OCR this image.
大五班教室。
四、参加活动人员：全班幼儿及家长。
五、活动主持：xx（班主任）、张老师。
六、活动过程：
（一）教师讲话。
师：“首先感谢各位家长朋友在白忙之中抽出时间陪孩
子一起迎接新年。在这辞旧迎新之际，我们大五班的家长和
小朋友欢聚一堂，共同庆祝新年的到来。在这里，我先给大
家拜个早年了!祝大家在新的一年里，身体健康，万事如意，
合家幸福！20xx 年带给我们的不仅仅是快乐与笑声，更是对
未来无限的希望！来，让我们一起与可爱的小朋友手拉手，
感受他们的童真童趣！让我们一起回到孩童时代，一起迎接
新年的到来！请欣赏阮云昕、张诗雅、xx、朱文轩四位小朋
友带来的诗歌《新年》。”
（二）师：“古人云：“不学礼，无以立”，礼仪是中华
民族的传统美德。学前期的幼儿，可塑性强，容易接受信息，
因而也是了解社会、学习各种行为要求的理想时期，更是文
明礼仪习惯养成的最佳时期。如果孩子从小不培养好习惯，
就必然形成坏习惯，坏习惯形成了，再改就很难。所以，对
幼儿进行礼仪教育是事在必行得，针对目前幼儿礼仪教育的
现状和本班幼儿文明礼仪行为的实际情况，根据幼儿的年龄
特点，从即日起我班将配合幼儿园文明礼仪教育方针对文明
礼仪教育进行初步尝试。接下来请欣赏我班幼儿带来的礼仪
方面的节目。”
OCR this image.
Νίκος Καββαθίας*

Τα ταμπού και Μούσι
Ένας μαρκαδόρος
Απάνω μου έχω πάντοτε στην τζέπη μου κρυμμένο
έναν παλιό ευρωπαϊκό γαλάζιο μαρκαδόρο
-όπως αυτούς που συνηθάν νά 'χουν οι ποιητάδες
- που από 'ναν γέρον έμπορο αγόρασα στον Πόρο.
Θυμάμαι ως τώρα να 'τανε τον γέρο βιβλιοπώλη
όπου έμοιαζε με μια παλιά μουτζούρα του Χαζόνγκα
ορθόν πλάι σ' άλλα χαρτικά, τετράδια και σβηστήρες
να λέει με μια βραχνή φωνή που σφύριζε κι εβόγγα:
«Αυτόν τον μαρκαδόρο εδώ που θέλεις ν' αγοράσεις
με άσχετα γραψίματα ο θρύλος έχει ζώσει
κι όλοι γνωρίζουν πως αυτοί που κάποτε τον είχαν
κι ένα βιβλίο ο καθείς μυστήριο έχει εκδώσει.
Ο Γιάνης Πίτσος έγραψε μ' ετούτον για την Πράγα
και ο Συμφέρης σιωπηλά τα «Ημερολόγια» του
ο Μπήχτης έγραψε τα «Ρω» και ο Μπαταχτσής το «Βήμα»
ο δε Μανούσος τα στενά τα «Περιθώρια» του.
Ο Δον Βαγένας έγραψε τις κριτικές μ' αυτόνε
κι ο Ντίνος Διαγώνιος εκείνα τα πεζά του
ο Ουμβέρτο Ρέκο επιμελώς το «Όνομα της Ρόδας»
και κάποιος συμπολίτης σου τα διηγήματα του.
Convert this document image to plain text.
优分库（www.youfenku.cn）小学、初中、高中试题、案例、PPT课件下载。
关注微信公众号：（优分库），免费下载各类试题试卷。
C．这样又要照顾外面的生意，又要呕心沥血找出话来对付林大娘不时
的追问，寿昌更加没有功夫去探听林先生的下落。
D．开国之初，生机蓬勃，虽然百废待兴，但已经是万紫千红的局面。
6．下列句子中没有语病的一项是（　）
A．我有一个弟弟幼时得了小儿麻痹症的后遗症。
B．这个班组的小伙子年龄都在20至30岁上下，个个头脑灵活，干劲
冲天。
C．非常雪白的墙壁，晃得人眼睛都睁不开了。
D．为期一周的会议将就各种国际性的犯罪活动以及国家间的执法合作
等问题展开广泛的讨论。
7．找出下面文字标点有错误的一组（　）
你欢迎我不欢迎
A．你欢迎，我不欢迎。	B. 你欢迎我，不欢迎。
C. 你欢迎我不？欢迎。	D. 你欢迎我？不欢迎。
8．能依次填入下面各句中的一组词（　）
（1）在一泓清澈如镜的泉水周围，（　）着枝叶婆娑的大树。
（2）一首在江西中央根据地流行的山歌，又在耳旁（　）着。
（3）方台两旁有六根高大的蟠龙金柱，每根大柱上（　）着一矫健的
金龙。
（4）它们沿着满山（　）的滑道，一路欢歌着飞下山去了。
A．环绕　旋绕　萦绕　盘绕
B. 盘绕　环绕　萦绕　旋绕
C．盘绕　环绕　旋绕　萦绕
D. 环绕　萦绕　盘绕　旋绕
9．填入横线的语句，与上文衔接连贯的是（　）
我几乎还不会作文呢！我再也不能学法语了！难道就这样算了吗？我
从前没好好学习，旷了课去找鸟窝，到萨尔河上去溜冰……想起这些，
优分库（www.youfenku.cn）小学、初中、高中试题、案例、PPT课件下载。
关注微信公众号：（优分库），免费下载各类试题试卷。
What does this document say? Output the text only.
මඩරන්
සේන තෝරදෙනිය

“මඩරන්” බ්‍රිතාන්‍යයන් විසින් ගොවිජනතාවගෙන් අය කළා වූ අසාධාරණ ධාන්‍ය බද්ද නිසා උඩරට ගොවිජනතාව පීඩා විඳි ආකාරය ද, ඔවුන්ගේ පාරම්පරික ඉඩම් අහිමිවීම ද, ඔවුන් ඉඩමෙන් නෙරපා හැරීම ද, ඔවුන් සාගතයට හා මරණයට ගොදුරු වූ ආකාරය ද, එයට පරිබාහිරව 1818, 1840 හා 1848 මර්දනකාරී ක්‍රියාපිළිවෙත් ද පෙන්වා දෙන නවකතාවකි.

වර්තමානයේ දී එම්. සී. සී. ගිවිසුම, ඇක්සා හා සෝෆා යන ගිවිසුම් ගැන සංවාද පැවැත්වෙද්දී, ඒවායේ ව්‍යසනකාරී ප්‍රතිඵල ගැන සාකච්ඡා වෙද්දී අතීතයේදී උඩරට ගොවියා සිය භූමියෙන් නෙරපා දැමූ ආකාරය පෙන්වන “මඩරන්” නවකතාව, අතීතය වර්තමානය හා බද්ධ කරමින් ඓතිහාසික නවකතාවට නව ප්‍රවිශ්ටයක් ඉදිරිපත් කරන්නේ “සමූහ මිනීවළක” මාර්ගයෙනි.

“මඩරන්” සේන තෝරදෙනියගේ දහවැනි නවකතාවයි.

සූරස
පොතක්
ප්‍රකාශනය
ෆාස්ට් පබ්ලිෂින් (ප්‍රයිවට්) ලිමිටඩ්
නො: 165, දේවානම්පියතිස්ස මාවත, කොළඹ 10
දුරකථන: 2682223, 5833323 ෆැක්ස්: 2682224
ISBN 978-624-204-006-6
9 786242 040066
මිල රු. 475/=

————————

● **TASK GOAL**: Your task is to return the full listing exactly as it was given.

● **TASK RESULT**:
OCR this image.
大五班教室。
四、参加活动人员：全班幼儿及家长。
五、活动主持：xx（班主任）、张老师。
六、活动过程：
（一）教师讲话。
师：“首先感谢各位家长朋友在白忙之中抽出时间陪孩
子一起迎接新年。在这辞旧迎新之际，我们大五班的家长和
小朋友欢聚一堂，共同庆祝新年的到来。在这里，我先给大
家拜个早年了!祝大家在新的一年里，身体健康，万事如意，
合家幸福！20xx 年带给我们的不仅仅是快乐与笑声，更是对
未来无限的希望！来，让我们一起与可爱的小朋友手拉手，
感受他们的童真童趣！让我们一起回到孩童时代，一起迎接
新年的到来！请欣赏阮云昕、张诗雅、xx、朱文轩四位小朋
友带来的诗歌《新年》。”
（二）师：“古人云：“不学礼，无以立”，礼仪是中华
民族的传统美德。学前期的幼儿，可塑性强，容易接受信息，
因而也是了解社会、学习各种行为要求的理想时期，更是文
明礼仪习惯养成的最佳时期。如果孩子从小不培养好习惯，
就必然形成坏习惯，坏习惯形成了，再改就很难。所以，对
幼儿进行礼仪教育是事在必行得，针对目前幼儿礼仪教育的
现状和本班幼儿文明礼仪行为的实际情况，根据幼儿的年龄
特点，从即日起我班将配合幼儿园文明礼仪教育方针对文明
礼仪教育进行初步尝试。接下来请欣赏我班幼儿带来的礼仪
方面的节目。”
OCR this image.
Νίκος Καββαθίας*

Τα ταμπού και Μούσι
Ένας μαρκαδόρος
Απάνω μου έχω πάντοτε στην τζέπη μου κρυμμένο
έναν παλιό ευρωπαϊκό γαλάζιο μαρκαδόρο
-όπως αυτούς που συνηθάν νά 'χουν οι ποιητάδες
- που από 'ναν γέρον έμπορο αγόρασα στον Πόρο.
Θυμάμαι ως τώρα να 'τανε τον γέρο βιβλιοπώλη
όπου έμοιαζε με μια παλιά μουτζούρα του Χαζόνγκα
ορθόν πλάι σ' άλλα χαρτικά, τετράδια και σβηστήρες
να λέει με μια βραχνή φωνή που σφύριζε κι εβόγγα:
«Αυτόν τον μαρκαδόρο εδώ που θέλεις ν' αγοράσεις
με άσχετα γραψίματα ο θρύλος έχει ζώσει
κι όλοι γνωρίζουν πως αυτοί που κάποτε τον είχαν
κι ένα βιβλίο ο καθείς μυστήριο έχει εκδώσει.
Ο Γιάνης Πίτσος έγραψε μ' ετούτον για την Πράγα
και ο Συμφέρης σιωπηλά τα «Ημερολόγια» του
ο Μπήχτης έγραψε τα «Ρω» και ο Μπαταχτσής το «Βήμα»
ο δε Μανούσος τα στενά τα «Περιθώρια» του.
Ο Δον Βαγένας έγραψε τις κριτικές μ' αυτόνε
κι ο Ντίνος Διαγώνιος εκείνα τα πεζά του
ο Ουμβέρτο Ρέκο επιμελώς το «Όνομα της Ρόδας»
και κάποιος συμπολίτης σου τα διηγήματα του.
Convert this document image to plain text.
优分库（www.youfenku.cn）小学、初中、高中试题、案例、PPT课件下载。
关注微信公众号：（优分库），免费下载各类试题试卷。
C．这样又要照顾外面的生意，又要呕心沥血找出话来对付林大娘不时
的追问，寿昌更加没有功夫去探听林先生的下落。
D．开国之初，生机蓬勃，虽然百废待兴，但已经是万紫千红的局面。
6．下列句子中没有语病的一项是（　）
A．我有一个弟弟幼时得了小儿麻痹症的后遗症。
B．这个班组的小伙子年龄都在20至30岁上下，个个头脑灵活，干劲
冲天。
C．非常雪白的墙壁，晃得人眼睛都睁不开了。
D．为期一周的会议将就各种国际性的犯罪活动以及国家间的执法合作
等问题展开广泛的讨论。
7．找出下面文字标点有错误的一组（　）
你欢迎我不欢迎
A．你欢迎，我不欢迎。	B. 你欢迎我，不欢迎。
C. 你欢迎我不？欢迎。	D. 你欢迎我？不欢迎。
8．能依次填入下面各句中的一组词（　）
（1）在一泓清澈如镜的泉水周围，（　）着枝叶婆娑的大树。
（2）一首在江西中央根据地流行的山歌，又在耳旁（　）着。
（3）方台两旁有六根高大的蟠龙金柱，每根大柱上（　）着一矫健的
金龙。
（4）它们沿着满山（　）的滑道，一路欢歌着飞下山去了。
A．环绕　旋绕　萦绕　盘绕
B. 盘绕　环绕　萦绕　旋绕
C．盘绕　环绕　旋绕　萦绕
D. 环绕　萦绕　盘绕　旋绕
9．填入横线的语句，与上文衔接连贯的是（　）
我几乎还不会作文呢！我再也不能学法语了！难道就这样算了吗？我
从前没好好学习，旷了课去找鸟窝，到萨尔河上去溜冰……想起这些，
优分库（www.youfenku.cn）小学、初中、高中试题、案例、PPT课件下载。
关注微信公众号：（优分库），免费下载各类试题试卷。
What does this document say? Output the text only.
මඩරන්
සේන තෝරදෙනිය

“මඩරන්” බ්‍රිතාන්‍යයන් විසින් ගොවිජනතාවගෙන් අය කළා වූ අසාධාරණ ධාන්‍ය බද්ද නිසා උඩරට ගොවිජනතාව පීඩා විඳි ආකාරය ද, ඔවුන්ගේ පාරම්පරික ඉඩම් අහිමිවීම ද, ඔවුන් ඉඩමෙන් නෙරපා හැරීම ද, ඔවුන් සාගතයට හා මරණයට ගොදුරු වූ ආකාරය ද, එයට පරිබාහිරව 1818, 1840 හා 1848 මර්දනකාරී ක්‍රියාපිළිවෙත් ද පෙන්වා දෙන නවකතාවකි.

වර්තමානයේ දී එම්. සී. සී. ගිවිසුම, ඇක්සා හා සෝෆා යන ගිවිසුම් ගැන සංවාද පැවැත්වෙද්දී, ඒවායේ ව්‍යසනකාරී ප්‍රතිඵල ගැන සාකච්ඡා වෙද්දී අතීතයේදී උඩරට ගොවියා සිය භූමියෙන් නෙරපා දැමූ ආකාරය පෙන්වන “මඩරන්” නවකතාව, අතීතය වර්තමානය හා බද්ධ කරමින් ඓතිහාසික නවකතාවට නව ප්‍රවිශ්ටයක් ඉදිරිපත් කරන්නේ “සමූහ මිනීවළක” මාර්ගයෙනි.

“මඩරන්” සේන තෝරදෙනියගේ දහවැනි නවකතාවයි.

සූරස
පොතක්
ප්‍රකාශනය
ෆාස්ට් පබ්ලිෂින් (ප්‍රයිවට්) ලිමිටඩ්
නො: 165, දේවානම්පියතිස්ස මාවත, කොළඹ 10
දුරකථන: 2682223, 5833323 ෆැක්ස්: 2682224
ISBN 978-624-204-006-6
9 786242 040066
මිල රු. 475/=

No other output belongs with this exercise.